_Input for this task_.
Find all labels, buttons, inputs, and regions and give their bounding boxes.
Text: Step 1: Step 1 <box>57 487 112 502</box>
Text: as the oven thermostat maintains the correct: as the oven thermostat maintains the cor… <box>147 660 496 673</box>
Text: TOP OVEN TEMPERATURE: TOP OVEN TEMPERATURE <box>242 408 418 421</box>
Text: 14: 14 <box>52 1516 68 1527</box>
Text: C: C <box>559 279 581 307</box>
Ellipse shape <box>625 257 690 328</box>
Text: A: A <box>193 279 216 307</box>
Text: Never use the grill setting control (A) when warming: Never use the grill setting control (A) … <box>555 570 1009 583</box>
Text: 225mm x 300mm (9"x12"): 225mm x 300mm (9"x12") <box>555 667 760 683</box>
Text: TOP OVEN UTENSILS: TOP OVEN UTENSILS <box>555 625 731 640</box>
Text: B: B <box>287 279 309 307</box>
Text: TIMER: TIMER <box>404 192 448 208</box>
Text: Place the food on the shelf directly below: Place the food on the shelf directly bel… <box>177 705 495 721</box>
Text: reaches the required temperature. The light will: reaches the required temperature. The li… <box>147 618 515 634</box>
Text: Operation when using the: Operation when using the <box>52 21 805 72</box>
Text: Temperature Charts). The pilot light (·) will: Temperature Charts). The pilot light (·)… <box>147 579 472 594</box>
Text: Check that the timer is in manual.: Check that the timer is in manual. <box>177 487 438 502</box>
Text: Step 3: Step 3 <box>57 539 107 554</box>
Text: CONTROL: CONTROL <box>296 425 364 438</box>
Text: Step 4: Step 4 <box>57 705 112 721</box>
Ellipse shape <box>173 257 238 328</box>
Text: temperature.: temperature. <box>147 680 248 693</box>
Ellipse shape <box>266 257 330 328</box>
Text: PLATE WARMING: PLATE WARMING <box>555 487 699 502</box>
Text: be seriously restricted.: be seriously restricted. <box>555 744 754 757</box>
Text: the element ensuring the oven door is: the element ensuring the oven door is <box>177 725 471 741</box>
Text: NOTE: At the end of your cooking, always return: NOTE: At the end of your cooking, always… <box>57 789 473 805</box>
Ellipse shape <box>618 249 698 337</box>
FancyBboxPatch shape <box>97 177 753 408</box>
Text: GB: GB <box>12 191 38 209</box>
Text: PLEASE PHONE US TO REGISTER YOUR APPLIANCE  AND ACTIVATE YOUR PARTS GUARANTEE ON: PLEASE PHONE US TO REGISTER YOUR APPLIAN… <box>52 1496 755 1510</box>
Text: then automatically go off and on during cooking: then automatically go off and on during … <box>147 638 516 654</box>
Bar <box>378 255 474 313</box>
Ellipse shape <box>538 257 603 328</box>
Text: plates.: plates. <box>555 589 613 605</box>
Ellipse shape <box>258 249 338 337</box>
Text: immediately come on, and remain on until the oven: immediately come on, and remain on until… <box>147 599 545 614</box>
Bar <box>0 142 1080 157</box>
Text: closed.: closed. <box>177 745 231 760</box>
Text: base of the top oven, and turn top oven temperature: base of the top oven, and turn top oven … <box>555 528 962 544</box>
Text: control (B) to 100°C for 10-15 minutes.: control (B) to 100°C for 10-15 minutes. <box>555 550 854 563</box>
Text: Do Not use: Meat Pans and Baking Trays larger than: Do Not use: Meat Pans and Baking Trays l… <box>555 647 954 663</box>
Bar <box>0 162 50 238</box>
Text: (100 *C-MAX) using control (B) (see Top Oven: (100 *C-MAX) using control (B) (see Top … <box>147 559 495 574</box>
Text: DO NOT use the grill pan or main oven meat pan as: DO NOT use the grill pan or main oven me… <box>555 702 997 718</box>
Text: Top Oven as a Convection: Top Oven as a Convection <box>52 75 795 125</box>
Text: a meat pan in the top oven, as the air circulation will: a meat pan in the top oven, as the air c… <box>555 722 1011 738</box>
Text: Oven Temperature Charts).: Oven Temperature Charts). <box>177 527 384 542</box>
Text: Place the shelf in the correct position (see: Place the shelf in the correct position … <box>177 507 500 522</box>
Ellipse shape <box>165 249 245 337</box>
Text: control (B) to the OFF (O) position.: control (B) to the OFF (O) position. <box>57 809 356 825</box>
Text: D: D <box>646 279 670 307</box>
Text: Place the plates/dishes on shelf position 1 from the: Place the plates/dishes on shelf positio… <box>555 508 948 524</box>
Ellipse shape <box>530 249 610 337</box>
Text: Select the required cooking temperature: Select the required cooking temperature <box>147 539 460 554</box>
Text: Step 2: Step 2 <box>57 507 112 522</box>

_What you will do_. Count how many lines of the data above contain the string "Charts", treating uppercase and lowercase letters as distinct. Give only the number.

_Result_. 2